_Task to carry out_. Make an exact copy of the lines below.

_Given data_.
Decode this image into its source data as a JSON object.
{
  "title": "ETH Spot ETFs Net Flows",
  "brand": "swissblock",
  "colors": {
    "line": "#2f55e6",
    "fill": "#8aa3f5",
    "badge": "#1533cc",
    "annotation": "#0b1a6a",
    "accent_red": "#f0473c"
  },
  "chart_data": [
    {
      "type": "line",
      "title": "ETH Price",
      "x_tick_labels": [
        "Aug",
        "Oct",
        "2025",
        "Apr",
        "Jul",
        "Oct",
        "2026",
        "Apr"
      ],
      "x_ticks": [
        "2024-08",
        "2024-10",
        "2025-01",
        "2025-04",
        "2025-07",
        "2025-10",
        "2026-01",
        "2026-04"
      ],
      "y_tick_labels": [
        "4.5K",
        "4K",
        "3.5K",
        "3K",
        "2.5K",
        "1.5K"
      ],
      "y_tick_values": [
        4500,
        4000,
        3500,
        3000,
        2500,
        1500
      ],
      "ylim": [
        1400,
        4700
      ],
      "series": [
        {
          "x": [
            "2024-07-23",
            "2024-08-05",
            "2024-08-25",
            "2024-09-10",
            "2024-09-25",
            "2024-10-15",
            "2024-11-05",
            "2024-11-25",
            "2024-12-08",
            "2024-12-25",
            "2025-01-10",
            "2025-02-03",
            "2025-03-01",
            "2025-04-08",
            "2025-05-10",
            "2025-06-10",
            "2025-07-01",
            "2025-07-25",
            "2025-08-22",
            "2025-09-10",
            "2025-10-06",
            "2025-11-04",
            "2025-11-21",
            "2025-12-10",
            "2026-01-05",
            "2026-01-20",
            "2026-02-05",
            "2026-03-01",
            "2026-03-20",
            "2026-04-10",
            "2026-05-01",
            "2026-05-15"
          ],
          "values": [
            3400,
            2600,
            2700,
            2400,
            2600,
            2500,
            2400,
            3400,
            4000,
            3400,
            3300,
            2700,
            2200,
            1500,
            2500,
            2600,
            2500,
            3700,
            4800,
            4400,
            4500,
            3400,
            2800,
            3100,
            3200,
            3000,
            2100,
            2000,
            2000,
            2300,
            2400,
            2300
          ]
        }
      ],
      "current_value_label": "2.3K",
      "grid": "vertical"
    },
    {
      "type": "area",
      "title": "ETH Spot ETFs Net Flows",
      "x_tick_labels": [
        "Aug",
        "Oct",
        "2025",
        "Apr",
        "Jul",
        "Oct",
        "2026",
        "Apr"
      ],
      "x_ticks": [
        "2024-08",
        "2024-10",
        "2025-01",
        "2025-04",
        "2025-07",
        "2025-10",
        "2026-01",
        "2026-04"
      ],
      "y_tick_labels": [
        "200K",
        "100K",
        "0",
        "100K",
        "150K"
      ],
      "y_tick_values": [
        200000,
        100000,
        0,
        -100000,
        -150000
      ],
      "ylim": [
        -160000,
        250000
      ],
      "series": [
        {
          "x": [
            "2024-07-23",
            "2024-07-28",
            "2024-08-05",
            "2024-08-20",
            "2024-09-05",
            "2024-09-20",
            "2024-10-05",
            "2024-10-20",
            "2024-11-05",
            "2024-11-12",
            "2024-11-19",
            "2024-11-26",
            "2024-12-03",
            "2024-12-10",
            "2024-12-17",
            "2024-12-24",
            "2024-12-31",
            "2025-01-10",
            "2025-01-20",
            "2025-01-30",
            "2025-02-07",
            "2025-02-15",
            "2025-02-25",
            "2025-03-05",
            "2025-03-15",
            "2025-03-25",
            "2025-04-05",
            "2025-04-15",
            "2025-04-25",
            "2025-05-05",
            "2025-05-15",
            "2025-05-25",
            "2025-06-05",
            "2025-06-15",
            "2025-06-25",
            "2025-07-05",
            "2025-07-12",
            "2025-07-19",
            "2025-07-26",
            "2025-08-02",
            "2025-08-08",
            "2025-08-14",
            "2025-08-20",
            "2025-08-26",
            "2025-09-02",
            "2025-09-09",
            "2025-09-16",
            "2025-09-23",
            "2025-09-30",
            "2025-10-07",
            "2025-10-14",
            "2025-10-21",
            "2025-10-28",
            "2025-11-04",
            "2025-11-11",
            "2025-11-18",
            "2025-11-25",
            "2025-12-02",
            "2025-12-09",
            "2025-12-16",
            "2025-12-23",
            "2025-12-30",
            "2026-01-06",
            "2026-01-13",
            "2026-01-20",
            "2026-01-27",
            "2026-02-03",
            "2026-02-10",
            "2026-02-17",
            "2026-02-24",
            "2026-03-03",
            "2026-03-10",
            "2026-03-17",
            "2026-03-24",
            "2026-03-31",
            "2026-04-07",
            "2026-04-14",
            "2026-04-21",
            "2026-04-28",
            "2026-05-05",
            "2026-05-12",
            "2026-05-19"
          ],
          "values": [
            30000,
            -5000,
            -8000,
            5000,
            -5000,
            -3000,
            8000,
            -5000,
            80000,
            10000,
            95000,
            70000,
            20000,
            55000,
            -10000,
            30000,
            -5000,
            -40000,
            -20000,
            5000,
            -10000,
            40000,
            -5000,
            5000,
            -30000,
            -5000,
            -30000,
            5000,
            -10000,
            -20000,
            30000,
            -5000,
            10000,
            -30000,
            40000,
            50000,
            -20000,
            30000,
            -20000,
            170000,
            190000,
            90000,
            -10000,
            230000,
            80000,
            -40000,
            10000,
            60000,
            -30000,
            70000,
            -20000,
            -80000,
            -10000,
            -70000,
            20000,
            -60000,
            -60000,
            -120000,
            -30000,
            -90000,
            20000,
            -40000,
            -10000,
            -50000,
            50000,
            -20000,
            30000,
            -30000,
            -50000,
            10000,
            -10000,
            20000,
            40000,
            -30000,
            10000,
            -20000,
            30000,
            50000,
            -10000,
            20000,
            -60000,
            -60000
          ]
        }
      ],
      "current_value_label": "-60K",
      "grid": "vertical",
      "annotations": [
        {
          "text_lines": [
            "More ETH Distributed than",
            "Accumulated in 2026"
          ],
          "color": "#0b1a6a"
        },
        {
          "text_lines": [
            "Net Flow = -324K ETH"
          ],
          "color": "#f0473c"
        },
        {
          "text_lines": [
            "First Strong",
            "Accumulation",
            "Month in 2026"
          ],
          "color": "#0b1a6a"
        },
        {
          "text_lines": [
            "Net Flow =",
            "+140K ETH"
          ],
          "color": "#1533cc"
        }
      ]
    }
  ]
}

_Solution to this exercise_.
Decode this image into its source data as a JSON object.
{
  "title": "ETH Spot ETFs Net Flows",
  "brand": "swissblock",
  "colors": {
    "line": "#2f55e6",
    "fill": "#8aa3f5",
    "badge": "#1533cc",
    "annotation": "#0b1a6a",
    "accent_red": "#f0473c"
  },
  "chart_data": [
    {
      "type": "line",
      "title": "ETH Price",
      "x_tick_labels": [
        "Aug",
        "Oct",
        "2025",
        "Apr",
        "Jul",
        "Oct",
        "2026",
        "Apr"
      ],
      "x_ticks": [
        "2024-08",
        "2024-10",
        "2025-01",
        "2025-04",
        "2025-07",
        "2025-10",
        "2026-01",
        "2026-04"
      ],
      "y_tick_labels": [
        "4.5K",
        "4K",
        "3.5K",
        "3K",
        "2.5K",
        "1.5K"
      ],
      "y_tick_values": [
        4500,
        4000,
        3500,
        3000,
        2500,
        1500
      ],
      "ylim": [
        1400,
        4700
      ],
      "series": [
        {
          "x": [
            "2024-07-23",
            "2024-08-05",
            "2024-08-25",
            "2024-09-10",
            "2024-09-25",
            "2024-10-15",
            "2024-11-05",
            "2024-11-25",
            "2024-12-08",
            "2024-12-25",
            "2025-01-10",
            "2025-02-03",
            "2025-03-01",
            "2025-04-08",
            "2025-05-10",
            "2025-06-10",
            "2025-07-01",
            "2025-07-25",
            "2025-08-22",
            "2025-09-10",
            "2025-10-06",
            "2025-11-04",
            "2025-11-21",
            "2025-12-10",
            "2026-01-05",
            "2026-01-20",
            "2026-02-05",
            "2026-03-01",
            "2026-03-20",
            "2026-04-10",
            "2026-05-01",
            "2026-05-15"
          ],
          "values": [
            3400,
            2600,
            2700,
            2400,
            2600,
            2500,
            2400,
            3400,
            4000,
            3400,
            3300,
            2700,
            2200,
            1500,
            2500,
            2600,
            2500,
            3700,
            4800,
            4400,
            4500,
            3400,
            2800,
            3100,
            3200,
            3000,
            2100,
            2000,
            2000,
            2300,
            2400,
            2300
          ]
        }
      ],
      "current_value_label": "2.3K",
      "grid": "vertical"
    },
    {
      "type": "area",
      "title": "ETH Spot ETFs Net Flows",
      "x_tick_labels": [
        "Aug",
        "Oct",
        "2025",
        "Apr",
        "Jul",
        "Oct",
        "2026",
        "Apr"
      ],
      "x_ticks": [
        "2024-08",
        "2024-10",
        "2025-01",
        "2025-04",
        "2025-07",
        "2025-10",
        "2026-01",
        "2026-04"
      ],
      "y_tick_labels": [
        "200K",
        "100K",
        "0",
        "100K",
        "150K"
      ],
      "y_tick_values": [
        200000,
        100000,
        0,
        -100000,
        -150000
      ],
      "ylim": [
        -160000,
        250000
      ],
      "series": [
        {
          "x": [
            "2024-07-23",
            "2024-07-28",
            "2024-08-05",
            "2024-08-20",
            "2024-09-05",
            "2024-09-20",
            "2024-10-05",
            "2024-10-20",
            "2024-11-05",
            "2024-11-12",
            "2024-11-19",
            "2024-11-26",
            "2024-12-03",
            "2024-12-10",
            "2024-12-17",
            "2024-12-24",
            "2024-12-31",
            "2025-01-10",
            "2025-01-20",
            "2025-01-30",
            "2025-02-07",
            "2025-02-15",
            "2025-02-25",
            "2025-03-05",
            "2025-03-15",
            "2025-03-25",
            "2025-04-05",
            "2025-04-15",
            "2025-04-25",
            "2025-05-05",
            "2025-05-15",
            "2025-05-25",
            "2025-06-05",
            "2025-06-15",
            "2025-06-25",
            "2025-07-05",
            "2025-07-12",
            "2025-07-19",
            "2025-07-26",
            "2025-08-02",
            "2025-08-08",
            "2025-08-14",
            "2025-08-20",
            "2025-08-26",
            "2025-09-02",
            "2025-09-09",
            "2025-09-16",
            "2025-09-23",
            "2025-09-30",
            "2025-10-07",
            "2025-10-14",
            "2025-10-21",
            "2025-10-28",
            "2025-11-04",
            "2025-11-11",
            "2025-11-18",
            "2025-11-25",
            "2025-12-02",
            "2025-12-09",
            "2025-12-16",
            "2025-12-23",
            "2025-12-30",
            "2026-01-06",
            "2026-01-13",
            "2026-01-20",
            "2026-01-27",
            "2026-02-03",
            "2026-02-10",
            "2026-02-17",
            "2026-02-24",
            "2026-03-03",
            "2026-03-10",
            "2026-03-17",
            "2026-03-24",
            "2026-03-31",
            "2026-04-07",
            "2026-04-14",
            "2026-04-21",
            "2026-04-28",
            "2026-05-05",
            "2026-05-12",
            "2026-05-19"
          ],
          "values": [
            30000,
            -5000,
            -8000,
            5000,
            -5000,
            -3000,
            8000,
            -5000,
            80000,
            10000,
            95000,
            70000,
            20000,
            55000,
            -10000,
            30000,
            -5000,
            -40000,
            -20000,
            5000,
            -10000,
            40000,
            -5000,
            5000,
            -30000,
            -5000,
            -30000,
            5000,
            -10000,
            -20000,
            30000,
            -5000,
            10000,
            -30000,
            40000,
            50000,
            -20000,
            30000,
            -20000,
            170000,
            190000,
            90000,
            -10000,
            230000,
            80000,
            -40000,
            10000,
            60000,
            -30000,
            70000,
            -20000,
            -80000,
            -10000,
            -70000,
            20000,
            -60000,
            -60000,
            -120000,
            -30000,
            -90000,
            20000,
            -40000,
            -10000,
            -50000,
            50000,
            -20000,
            30000,
            -30000,
            -50000,
            10000,
            -10000,
            20000,
            40000,
            -30000,
            10000,
            -20000,
            30000,
            50000,
            -10000,
            20000,
            -60000,
            -60000
          ]
        }
      ],
      "current_value_label": "-60K",
      "grid": "vertical",
      "annotations": [
        {
          "text_lines": [
            "More ETH Distributed than",
            "Accumulated in 2026"
          ],
          "color": "#0b1a6a"
        },
        {
          "text_lines": [
            "Net Flow = -324K ETH"
          ],
          "color": "#f0473c"
        },
        {
          "text_lines": [
            "First Strong",
            "Accumulation",
            "Month in 2026"
          ],
          "color": "#0b1a6a"
        },
        {
          "text_lines": [
            "Net Flow =",
            "+140K ETH"
          ],
          "color": "#1533cc"
        }
      ]
    }
  ]
}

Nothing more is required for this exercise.